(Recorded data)
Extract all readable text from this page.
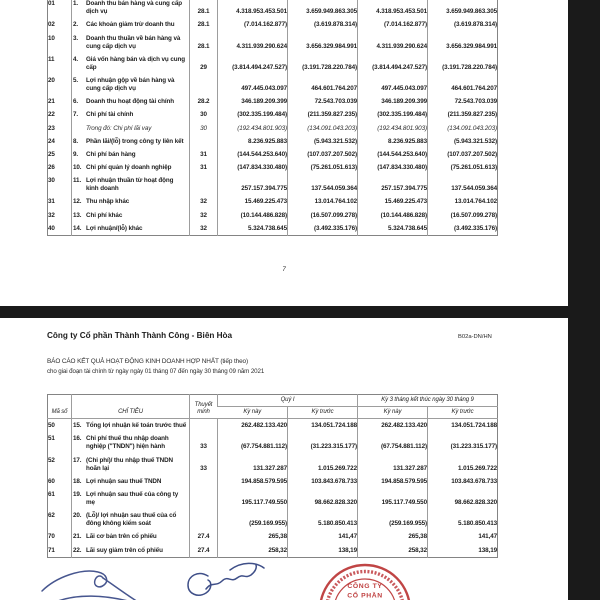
01	1. Doanh thu bán hàng và cung cấp dịch vụ	28.1	4.318.953.453.501	3.659.949.863.305	4.318.953.453.501	3.659.949.863.305
02	2. Các khoản giảm trừ doanh thu	28.1	(7.014.162.877)	(3.619.878.314)	(7.014.162.877)	(3.619.878.314)
10	3. Doanh thu thuần về bán hàng và cung cấp dịch vụ	28.1	4.311.939.290.624	3.656.329.984.991	4.311.939.290.624	3.656.329.984.991
11	4. Giá vốn hàng bán và dịch vụ cung cấp	29	(3.814.494.247.527)	(3.191.728.220.784)	(3.814.494.247.527)	(3.191.728.220.784)
20	5. Lợi nhuận gộp về bán hàng và cung cấp dịch vụ		497.445.043.097	464.601.764.207	497.445.043.097	464.601.764.207
21	6. Doanh thu hoạt động tài chính	28.2	346.189.209.399	72.543.703.039	346.189.209.399	72.543.703.039
22	7. Chi phí tài chính	30	(302.335.199.484)	(211.359.827.235)	(302.335.199.484)	(211.359.827.235)
23	Trong đó: Chi phí lãi vay	30	(192.434.801.903)	(134.091.043.203)	(192.434.801.903)	(134.091.043.203)
24	8. Phần lãi/(lỗ) trong công ty liên kết		8.236.925.883	(5.943.321.532)	8.236.925.883	(5.943.321.532)
25	9. Chi phí bán hàng	31	(144.544.253.640)	(107.037.207.502)	(144.544.253.640)	(107.037.207.502)
26	10. Chi phí quản lý doanh nghiệp	31	(147.834.330.480)	(75.261.051.613)	(147.834.330.480)	(75.261.051.613)
30	11. Lợi nhuận thuần từ hoạt động kinh doanh		257.157.394.775	137.544.059.364	257.157.394.775	137.544.059.364
31	12. Thu nhập khác	32	15.469.225.473	13.014.764.102	15.469.225.473	13.014.764.102
32	13. Chi phí khác	32	(10.144.486.828)	(16.507.099.278)	(10.144.486.828)	(16.507.099.278)
40	14. Lợi nhuận/(lỗ) khác	32	5.324.738.645	(3.492.335.176)	5.324.738.645	(3.492.335.176)
7
Công ty Cổ phần Thành Thành Công - Biên Hòa	B02a-DN/HN
BÁO CÁO KẾT QUẢ HOẠT ĐỘNG KINH DOANH HỢP NHẤT (tiếp theo)
cho giai đoạn tài chính từ ngày ngày 01 tháng 07 đến ngày 30 tháng 09 năm 2021
Mã số	CHỈ TIÊU	Thuyết minh	Quý I		Kỳ 3 tháng kết thúc ngày 30 tháng 9	
			Kỳ này	Kỳ trước	Kỳ này	Kỳ trước
50	15. Tổng lợi nhuận kế toán trước thuế		262.482.133.420	134.051.724.188	262.482.133.420	134.051.724.188
51	16. Chi phí thuế thu nhập doanh nghiệp ("TNDN") hiện hành	33	(67.754.881.112)	(31.223.315.177)	(67.754.881.112)	(31.223.315.177)
52	17. (Chi phí)/ thu nhập thuế TNDN hoãn lại	33	131.327.287	1.015.269.722	131.327.287	1.015.269.722
60	18. Lợi nhuận sau thuế TNDN		194.858.579.595	103.843.678.733	194.858.579.595	103.843.678.733
61	19. Lợi nhuận sau thuế của công ty mẹ		195.117.749.550	98.662.828.320	195.117.749.550	98.662.828.320
62	20. (Lỗ)/ lợi nhuận sau thuế của cổ đông không kiểm soát		(259.169.955)	5.180.850.413	(259.169.955)	5.180.850.413
70	21. Lãi cơ bản trên cổ phiếu	27.4	265,38	141,47	265,38	141,47
71	22. Lãi suy giảm trên cổ phiếu	27.4	258,32	138,19	258,32	138,19
CÔNG TY
CỔ PHẦN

Objective: Leave out the pictures and print each record exactly as it stands.

Exercise response:
Extract all readable text from this page.
01	1. Doanh thu bán hàng và cung cấp dịch vụ	28.1	4.318.953.453.501	3.659.949.863.305	4.318.953.453.501	3.659.949.863.305
02	2. Các khoản giảm trừ doanh thu	28.1	(7.014.162.877)	(3.619.878.314)	(7.014.162.877)	(3.619.878.314)
10	3. Doanh thu thuần về bán hàng và cung cấp dịch vụ	28.1	4.311.939.290.624	3.656.329.984.991	4.311.939.290.624	3.656.329.984.991
11	4. Giá vốn hàng bán và dịch vụ cung cấp	29	(3.814.494.247.527)	(3.191.728.220.784)	(3.814.494.247.527)	(3.191.728.220.784)
20	5. Lợi nhuận gộp về bán hàng và cung cấp dịch vụ		497.445.043.097	464.601.764.207	497.445.043.097	464.601.764.207
21	6. Doanh thu hoạt động tài chính	28.2	346.189.209.399	72.543.703.039	346.189.209.399	72.543.703.039
22	7. Chi phí tài chính	30	(302.335.199.484)	(211.359.827.235)	(302.335.199.484)	(211.359.827.235)
23	Trong đó: Chi phí lãi vay	30	(192.434.801.903)	(134.091.043.203)	(192.434.801.903)	(134.091.043.203)
24	8. Phần lãi/(lỗ) trong công ty liên kết		8.236.925.883	(5.943.321.532)	8.236.925.883	(5.943.321.532)
25	9. Chi phí bán hàng	31	(144.544.253.640)	(107.037.207.502)	(144.544.253.640)	(107.037.207.502)
26	10. Chi phí quản lý doanh nghiệp	31	(147.834.330.480)	(75.261.051.613)	(147.834.330.480)	(75.261.051.613)
30	11. Lợi nhuận thuần từ hoạt động kinh doanh		257.157.394.775	137.544.059.364	257.157.394.775	137.544.059.364
31	12. Thu nhập khác	32	15.469.225.473	13.014.764.102	15.469.225.473	13.014.764.102
32	13. Chi phí khác	32	(10.144.486.828)	(16.507.099.278)	(10.144.486.828)	(16.507.099.278)
40	14. Lợi nhuận/(lỗ) khác	32	5.324.738.645	(3.492.335.176)	5.324.738.645	(3.492.335.176)
7
Công ty Cổ phần Thành Thành Công - Biên Hòa	B02a-DN/HN
BÁO CÁO KẾT QUẢ HOẠT ĐỘNG KINH DOANH HỢP NHẤT (tiếp theo)
cho giai đoạn tài chính từ ngày ngày 01 tháng 07 đến ngày 30 tháng 09 năm 2021
Mã số	CHỈ TIÊU	Thuyết minh	Quý I		Kỳ 3 tháng kết thúc ngày 30 tháng 9	
			Kỳ này	Kỳ trước	Kỳ này	Kỳ trước
50	15. Tổng lợi nhuận kế toán trước thuế		262.482.133.420	134.051.724.188	262.482.133.420	134.051.724.188
51	16. Chi phí thuế thu nhập doanh nghiệp ("TNDN") hiện hành	33	(67.754.881.112)	(31.223.315.177)	(67.754.881.112)	(31.223.315.177)
52	17. (Chi phí)/ thu nhập thuế TNDN hoãn lại	33	131.327.287	1.015.269.722	131.327.287	1.015.269.722
60	18. Lợi nhuận sau thuế TNDN		194.858.579.595	103.843.678.733	194.858.579.595	103.843.678.733
61	19. Lợi nhuận sau thuế của công ty mẹ		195.117.749.550	98.662.828.320	195.117.749.550	98.662.828.320
62	20. (Lỗ)/ lợi nhuận sau thuế của cổ đông không kiểm soát		(259.169.955)	5.180.850.413	(259.169.955)	5.180.850.413
70	21. Lãi cơ bản trên cổ phiếu	27.4	265,38	141,47	265,38	141,47
71	22. Lãi suy giảm trên cổ phiếu	27.4	258,32	138,19	258,32	138,19
CÔNG TY
CỔ PHẦN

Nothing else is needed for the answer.